**Objectif visé:** Dans le texte ci-dessous sur le marché publicitaire, relevez chacun des cinq médias historiques avec son évolution au premier semestre 2026.

**Extrait choisi:**
◆ ◆ ◆

Les chiffres sont tombés aujourd’hui, jeudi 10 septembre !
Le marché publicitaire progresse de +5,6 % au premier semestre 2026.
Derrière ce chiffre positif se cache pourtant un marché à deux vitesses.
Selon les derniers chiffres du « BUMP » relayés par The Media Leader, les recettes publicitaires atteignent 9,753 milliards d’euros sur les six premiers mois de l’année.
La croissance est largement portée par le digital, en hausse de +12 %.
À l’inverse, les cinq médias historiques reculent globalement de -4,5 %.
Dans le détail :
- TV : -6,2 %
- Presse : -6 %
- Radio : -3,5 %
- Publicité extérieure : +0,2 %
- Cinéma : +7 %
Le DOOH tire son épingle du jeu avec +4 %, tandis que les recettes digitales de la TV, de la presse, de la radio et du DOOH progressent ensemble de +7,2 %.

◆ ◆ ◆

[Entrées de données stockées]

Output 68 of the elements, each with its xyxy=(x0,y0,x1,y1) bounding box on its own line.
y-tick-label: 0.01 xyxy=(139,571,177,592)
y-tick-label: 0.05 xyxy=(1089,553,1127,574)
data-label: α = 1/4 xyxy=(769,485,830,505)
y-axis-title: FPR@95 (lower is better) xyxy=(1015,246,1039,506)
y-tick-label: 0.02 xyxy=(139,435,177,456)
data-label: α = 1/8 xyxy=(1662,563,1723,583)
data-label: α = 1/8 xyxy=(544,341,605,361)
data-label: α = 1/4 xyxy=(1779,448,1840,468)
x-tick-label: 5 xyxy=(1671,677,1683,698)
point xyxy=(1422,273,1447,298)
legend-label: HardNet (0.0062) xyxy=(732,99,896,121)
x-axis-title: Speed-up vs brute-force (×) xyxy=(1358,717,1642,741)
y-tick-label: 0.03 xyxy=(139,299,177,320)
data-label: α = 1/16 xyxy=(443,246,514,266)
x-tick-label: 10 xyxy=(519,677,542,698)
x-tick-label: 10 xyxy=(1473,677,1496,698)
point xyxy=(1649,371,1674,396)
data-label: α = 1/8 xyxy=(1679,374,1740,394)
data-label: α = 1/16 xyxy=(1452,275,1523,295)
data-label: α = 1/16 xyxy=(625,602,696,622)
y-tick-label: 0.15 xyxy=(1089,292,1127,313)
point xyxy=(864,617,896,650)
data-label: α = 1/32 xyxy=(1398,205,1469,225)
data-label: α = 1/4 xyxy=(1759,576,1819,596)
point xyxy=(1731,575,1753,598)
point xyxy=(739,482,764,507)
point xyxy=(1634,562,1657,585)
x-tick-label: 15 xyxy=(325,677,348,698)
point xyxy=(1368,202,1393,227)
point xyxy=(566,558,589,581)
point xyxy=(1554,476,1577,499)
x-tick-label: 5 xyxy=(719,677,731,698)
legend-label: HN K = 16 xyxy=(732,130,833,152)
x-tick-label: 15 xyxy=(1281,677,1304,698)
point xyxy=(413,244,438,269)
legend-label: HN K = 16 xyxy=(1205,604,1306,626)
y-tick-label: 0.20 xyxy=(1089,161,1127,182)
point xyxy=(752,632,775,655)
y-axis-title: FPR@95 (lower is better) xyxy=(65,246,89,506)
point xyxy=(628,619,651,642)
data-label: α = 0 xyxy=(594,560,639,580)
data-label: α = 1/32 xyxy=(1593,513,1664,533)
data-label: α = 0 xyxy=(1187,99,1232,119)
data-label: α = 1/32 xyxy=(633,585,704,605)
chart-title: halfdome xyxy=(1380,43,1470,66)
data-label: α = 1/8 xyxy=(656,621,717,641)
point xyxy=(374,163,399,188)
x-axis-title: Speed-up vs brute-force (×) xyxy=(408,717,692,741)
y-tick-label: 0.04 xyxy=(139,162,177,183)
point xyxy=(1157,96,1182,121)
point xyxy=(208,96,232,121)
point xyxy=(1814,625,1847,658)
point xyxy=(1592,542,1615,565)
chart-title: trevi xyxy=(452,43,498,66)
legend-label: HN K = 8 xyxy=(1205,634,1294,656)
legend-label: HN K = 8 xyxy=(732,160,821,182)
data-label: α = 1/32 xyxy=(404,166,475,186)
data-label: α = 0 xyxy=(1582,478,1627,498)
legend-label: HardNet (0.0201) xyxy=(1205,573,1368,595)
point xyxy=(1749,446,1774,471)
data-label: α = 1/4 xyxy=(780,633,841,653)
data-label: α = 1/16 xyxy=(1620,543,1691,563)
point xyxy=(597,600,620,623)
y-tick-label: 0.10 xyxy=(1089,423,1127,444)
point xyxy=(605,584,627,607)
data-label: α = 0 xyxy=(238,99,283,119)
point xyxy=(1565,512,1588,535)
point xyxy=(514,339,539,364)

◆ ◆ ◆

**Réponse attendue:**
TV : -6,2 %
Presse : -6 %
Radio : -3,5 %
Publicité extérieure : +0,2 %
Cinéma : +7 %